What to work on:
Can you quote the material verbatim from its very first line through the line containing "- legend-title: Age-Gender", inclusive?

"""

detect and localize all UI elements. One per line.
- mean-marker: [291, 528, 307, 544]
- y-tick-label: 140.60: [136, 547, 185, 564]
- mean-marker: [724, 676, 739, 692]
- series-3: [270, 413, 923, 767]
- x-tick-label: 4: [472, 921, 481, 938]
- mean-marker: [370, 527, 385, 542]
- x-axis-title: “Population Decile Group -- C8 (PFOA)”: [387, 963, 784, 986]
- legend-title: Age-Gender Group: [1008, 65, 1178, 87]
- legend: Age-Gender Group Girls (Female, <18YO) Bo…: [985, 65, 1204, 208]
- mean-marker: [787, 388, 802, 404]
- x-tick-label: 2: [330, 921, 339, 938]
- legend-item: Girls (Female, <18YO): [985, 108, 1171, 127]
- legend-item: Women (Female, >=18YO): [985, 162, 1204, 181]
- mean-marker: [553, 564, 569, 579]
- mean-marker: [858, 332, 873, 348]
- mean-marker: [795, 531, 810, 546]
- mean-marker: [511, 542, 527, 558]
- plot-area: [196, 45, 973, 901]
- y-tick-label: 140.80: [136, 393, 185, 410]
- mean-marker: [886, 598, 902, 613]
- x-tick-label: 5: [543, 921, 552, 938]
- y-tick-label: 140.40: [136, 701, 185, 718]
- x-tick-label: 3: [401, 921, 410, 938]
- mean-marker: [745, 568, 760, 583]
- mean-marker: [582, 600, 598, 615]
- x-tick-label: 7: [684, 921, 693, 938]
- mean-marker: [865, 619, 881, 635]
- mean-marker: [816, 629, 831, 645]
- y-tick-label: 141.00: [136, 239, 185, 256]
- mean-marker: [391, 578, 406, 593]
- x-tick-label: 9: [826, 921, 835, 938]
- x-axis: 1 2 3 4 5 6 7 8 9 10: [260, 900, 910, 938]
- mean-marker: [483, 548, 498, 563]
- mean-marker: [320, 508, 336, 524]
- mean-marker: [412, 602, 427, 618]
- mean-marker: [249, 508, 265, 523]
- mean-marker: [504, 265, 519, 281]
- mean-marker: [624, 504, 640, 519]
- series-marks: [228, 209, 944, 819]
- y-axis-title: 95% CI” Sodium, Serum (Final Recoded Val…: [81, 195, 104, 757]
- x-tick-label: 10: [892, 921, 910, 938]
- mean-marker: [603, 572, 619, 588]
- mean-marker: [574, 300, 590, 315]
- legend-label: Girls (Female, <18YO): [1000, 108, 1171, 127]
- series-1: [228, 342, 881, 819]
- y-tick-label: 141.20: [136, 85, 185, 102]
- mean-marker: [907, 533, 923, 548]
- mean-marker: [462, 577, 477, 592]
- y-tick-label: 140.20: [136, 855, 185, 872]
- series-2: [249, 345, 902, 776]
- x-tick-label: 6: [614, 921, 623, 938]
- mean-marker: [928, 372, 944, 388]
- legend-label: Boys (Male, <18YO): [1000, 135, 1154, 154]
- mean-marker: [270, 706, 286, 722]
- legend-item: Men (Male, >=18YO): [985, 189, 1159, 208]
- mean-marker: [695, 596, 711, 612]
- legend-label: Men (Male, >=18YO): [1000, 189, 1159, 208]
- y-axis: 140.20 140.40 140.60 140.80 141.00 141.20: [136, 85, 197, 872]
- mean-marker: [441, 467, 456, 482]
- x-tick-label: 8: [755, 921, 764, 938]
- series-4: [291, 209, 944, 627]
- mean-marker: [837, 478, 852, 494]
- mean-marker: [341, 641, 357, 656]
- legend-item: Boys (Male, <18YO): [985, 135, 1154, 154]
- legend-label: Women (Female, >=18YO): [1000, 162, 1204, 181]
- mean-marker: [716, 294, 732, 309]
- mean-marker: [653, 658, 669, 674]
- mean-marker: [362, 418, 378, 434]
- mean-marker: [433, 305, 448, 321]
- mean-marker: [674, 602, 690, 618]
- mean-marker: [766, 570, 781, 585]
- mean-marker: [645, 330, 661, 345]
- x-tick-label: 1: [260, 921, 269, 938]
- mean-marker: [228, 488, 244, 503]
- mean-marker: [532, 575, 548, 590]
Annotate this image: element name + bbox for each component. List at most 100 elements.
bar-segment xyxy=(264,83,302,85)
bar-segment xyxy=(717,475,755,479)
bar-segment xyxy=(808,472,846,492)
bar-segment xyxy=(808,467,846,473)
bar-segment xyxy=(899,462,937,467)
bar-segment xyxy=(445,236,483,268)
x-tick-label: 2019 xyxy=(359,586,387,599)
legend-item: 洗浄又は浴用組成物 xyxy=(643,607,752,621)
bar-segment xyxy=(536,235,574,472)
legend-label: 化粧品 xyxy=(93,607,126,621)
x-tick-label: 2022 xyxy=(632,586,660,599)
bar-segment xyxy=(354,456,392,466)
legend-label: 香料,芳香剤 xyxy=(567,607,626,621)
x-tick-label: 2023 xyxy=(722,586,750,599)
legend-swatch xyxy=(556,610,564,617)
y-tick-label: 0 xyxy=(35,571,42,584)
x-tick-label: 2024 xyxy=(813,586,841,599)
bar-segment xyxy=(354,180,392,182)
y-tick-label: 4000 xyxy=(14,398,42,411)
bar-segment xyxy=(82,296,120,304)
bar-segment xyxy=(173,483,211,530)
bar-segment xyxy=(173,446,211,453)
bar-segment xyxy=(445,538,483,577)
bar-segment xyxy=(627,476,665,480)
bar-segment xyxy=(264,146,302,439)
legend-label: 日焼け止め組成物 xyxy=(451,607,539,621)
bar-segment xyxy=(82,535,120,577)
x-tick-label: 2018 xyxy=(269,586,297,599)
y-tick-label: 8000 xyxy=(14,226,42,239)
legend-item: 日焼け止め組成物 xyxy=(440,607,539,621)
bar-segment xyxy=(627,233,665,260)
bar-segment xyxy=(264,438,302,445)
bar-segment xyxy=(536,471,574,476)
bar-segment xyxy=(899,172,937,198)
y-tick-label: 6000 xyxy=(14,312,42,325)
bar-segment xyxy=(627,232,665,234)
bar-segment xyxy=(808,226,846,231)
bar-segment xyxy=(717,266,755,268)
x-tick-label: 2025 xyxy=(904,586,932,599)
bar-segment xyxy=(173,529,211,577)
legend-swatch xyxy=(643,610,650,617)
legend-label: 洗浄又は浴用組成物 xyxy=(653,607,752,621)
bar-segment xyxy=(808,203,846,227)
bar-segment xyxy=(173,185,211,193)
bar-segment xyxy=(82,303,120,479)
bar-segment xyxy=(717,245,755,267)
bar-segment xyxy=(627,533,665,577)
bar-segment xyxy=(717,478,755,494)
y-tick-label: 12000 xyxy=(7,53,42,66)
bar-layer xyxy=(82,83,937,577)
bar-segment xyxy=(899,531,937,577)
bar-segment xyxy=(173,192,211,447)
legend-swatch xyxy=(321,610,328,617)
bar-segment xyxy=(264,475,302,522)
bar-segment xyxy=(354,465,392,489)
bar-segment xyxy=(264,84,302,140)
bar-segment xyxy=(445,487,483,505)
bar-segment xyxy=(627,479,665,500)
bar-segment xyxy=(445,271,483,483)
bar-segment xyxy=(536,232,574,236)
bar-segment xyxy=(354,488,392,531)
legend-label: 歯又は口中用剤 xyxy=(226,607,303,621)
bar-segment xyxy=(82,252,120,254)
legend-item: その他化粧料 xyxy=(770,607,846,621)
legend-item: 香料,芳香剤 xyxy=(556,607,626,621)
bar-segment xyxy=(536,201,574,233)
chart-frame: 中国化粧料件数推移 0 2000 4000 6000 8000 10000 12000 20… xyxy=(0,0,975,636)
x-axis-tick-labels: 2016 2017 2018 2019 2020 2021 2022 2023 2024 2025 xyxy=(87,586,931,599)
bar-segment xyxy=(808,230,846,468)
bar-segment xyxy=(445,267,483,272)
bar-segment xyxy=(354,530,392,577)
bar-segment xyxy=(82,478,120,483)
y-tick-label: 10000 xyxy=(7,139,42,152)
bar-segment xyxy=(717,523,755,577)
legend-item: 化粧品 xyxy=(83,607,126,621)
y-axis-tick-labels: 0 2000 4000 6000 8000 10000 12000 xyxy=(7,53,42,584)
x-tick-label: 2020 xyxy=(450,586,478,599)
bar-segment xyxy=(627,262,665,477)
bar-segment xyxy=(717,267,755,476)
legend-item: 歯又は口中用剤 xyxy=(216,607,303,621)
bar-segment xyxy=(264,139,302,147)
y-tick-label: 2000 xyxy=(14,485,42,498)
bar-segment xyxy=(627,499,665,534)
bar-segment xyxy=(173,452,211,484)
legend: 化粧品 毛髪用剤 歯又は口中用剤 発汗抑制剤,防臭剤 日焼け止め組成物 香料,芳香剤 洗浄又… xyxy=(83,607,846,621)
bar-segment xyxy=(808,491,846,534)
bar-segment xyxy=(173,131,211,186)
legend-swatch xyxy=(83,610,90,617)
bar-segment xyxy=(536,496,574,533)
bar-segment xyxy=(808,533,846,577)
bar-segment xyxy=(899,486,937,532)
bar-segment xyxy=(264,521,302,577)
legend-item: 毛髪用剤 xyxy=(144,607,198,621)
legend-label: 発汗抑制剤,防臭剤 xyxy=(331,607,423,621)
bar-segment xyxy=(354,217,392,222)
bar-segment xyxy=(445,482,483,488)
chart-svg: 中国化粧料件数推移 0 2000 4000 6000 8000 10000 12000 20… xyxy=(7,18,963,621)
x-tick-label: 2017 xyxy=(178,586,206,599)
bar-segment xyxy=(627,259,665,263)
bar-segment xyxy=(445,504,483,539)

"""

Output below:
detect and localize all UI elements. One per line.
- mean-marker: [291, 528, 307, 544]
- y-tick-label: 140.60: [136, 547, 185, 564]
- mean-marker: [724, 676, 739, 692]
- series-3: [270, 413, 923, 767]
- x-tick-label: 4: [472, 921, 481, 938]
- mean-marker: [370, 527, 385, 542]
- x-axis-title: “Population Decile Group -- C8 (PFOA)”: [387, 963, 784, 986]
- legend-title: Age-Gender Group: [1008, 65, 1178, 87]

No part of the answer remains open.